(Énoncé 1) Selon le texte sur les deux poètes allemands tombés dans la Somme, dans quel régiment Alfred Lichtensein s'engage-t-il en octobre 1913 ?
(Énoncé 2) Prolongez le texte sur les deux poètes allemands tombés dans la Somme à la suite de sa dernière ligne.

(Extrait du document)
+--

Deux poètes allemands tombés dans la Somme

Deux poètes allemands tombés dans la Somme

Bien souvent nous pensons à honorer nos morts aux champs d'honneur ainsi que ceux de nos alliés et avec la même facilité que nous avons à commémorer la mémoire de ces hommes nous oublions, consciemment ou non, que des hommes portant d'autres uniformes sont eux aussi tombés. Ces soldats alors qualifiés d'adversaires sont aujourd'hui "les frères de misère" de nos Poilus. Les landser allemands foudroyés par la guerre étaient eux aussi des pères, des maris, des frères ... Et eux aussi ont le droit que leur souvenir soit rappelé, car comme leurs camarades français ils ont été sacrifiés bien vainement sur des champs de bataille bien trop grands pour tous ces hommes perdus dans la fureur et le bruit, écrasés par l'acier des armes auquel ils n'avaient que leur chair et leur courage à opposer. Quelque soit l'uniforme porté, le sang coulera toujours rouge...

Le 04 juillet 2015 à l'initiative du Souvenir Français localement représenté par Monsieur et Madame Queyrat et de Madame M. Andrejak maire de Vermandovillers, un hommage a été rendu à deux poètes allemands tombés dans la Somme et inhumés dans les ossuaires de la nécropole de Vermandovillers. A cette occasion, trois de nos membres se sont associés à cette cérémonie de "réconciliation par-dessus les tombes".

 

TOUTES PHOTOS 14-18 EN SOMME.

 

Alfred LICHTENSEIN.

Alfred lichtenstein 1914 copier

Né le 23 août 1889, Alfred Lichtensein étudiera le droit à Berlin tout en se consacrant à la poésie, dès 1910 il publie d'ailleurs certaines de ses oeuvres dans plusieurs revues. 1913 marque un tournant majeur pour le jeune Alfred, cette année il décroche un doctorat de droit et soucieux de faire son devoir s'engage, en octobre,  comme kriegsfreiwilliger, engagé volontaire, pour une durée d'un an au 2ème régiment d'infanterie bavarois caserné à Munich. C'est là que les trompettes de la guerre le trouveront. Dès 1913, il semblait pressentir le massacre qui s'annonçait, écrivant: "Voici qu'arrive, j'en ai le pressentiment, un tourbillon mortifère venu du nord lointain. Partout cela empeste le cadavre, le grand meurtre va commencer."

En 1914, il écrit un poème intitulé Départ pour le Front:

"Avant de mourir je dois juste écrire ce poéme.

Faites silence camarades, ne me dérangez pas.

Nous partons pour la guerre. La mort est notre destin.

Oh! Si seulement ma fiancée pouvait arrêter de geindre.

+--

(Données fournies)
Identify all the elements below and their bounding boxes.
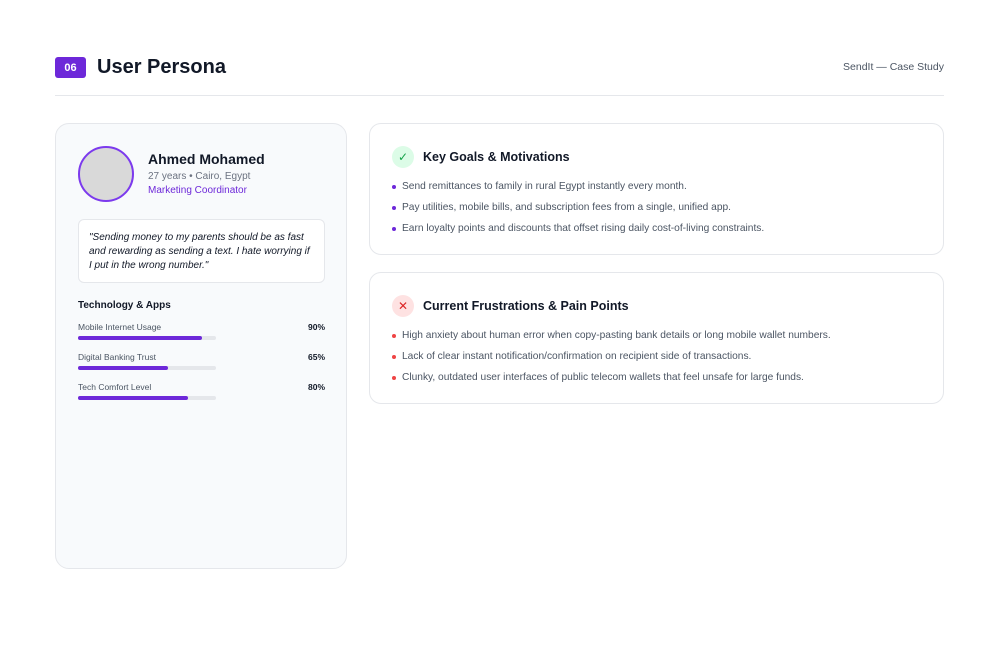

+--

(Réponse rédigée 1) Au 2ème régiment d'infanterie bavarois, caserné à Munich.

(Réponse rédigée 2)
En quoi ai-je de l'importance? Je suis heureux de partir.

Ma mère pleure. On a besoin d'être fait d'acier.

Le soleil se couche sur l'horizon;

Bientôt on me jettera dans une jolie fosse commune.

Dans le ciel, le bon vieux crépuscule est tout rouge.

Dans treize jours peut-être, je serai mort."

 

Oeuvre prémonitoire, Richard sera tué le 25 septembre 1914 à Vermandovillers et c'est bien là, dans une tombe collective, qu'il repose au milieu de ses camarades.

 

Reinhard SORGE.

Sorge1 copierL'étudiant Sorge, insouciant et souriant ...

Sorge2 copier... le soldat Sorge, mûri et façonné par "notre mère la guerre".

 

Né le 29 janvier 1892, Sorge fut un discipe de Nietzsche et fut sensible à la critique globale des valeurs occidentales et de modernité que professait le philosophe. Toutefois, il s'en éloigna et s'attela à la rédaction d'une oeuvre empreinte tout à la fois de mysticisme et d'expressionnisme alors en vogue en Allemagne, cette influence se retrouve parfois dans l'oeuvre de Wiechert autre écrivain combattant de la Grande Guerre.

De 1914 à 1916, Sorge est au front où transparait sous l'uniforme l'humanisme du poète. Ainsi, dans une lettre adressée à sa soeur en novembre 1915, écrit-il: "Je vais bien car il m'a toujours été épargné de verser le sang. J'ai toujours le frisson lorsque des soldats plus anciens parlent du terrible carnage, homme contre homme dans les tranchées. Veuille Dieu continuer à m'en garder!".

En juillet 1916, il rédige ses dernières lignes qu'il intitule Grenades:

"Les grenades répandent leur pluie

Largement sur le champ infâme; 

Semailles de fer, promesses de bénédiction,

Germination intact du sens qui m'illumine.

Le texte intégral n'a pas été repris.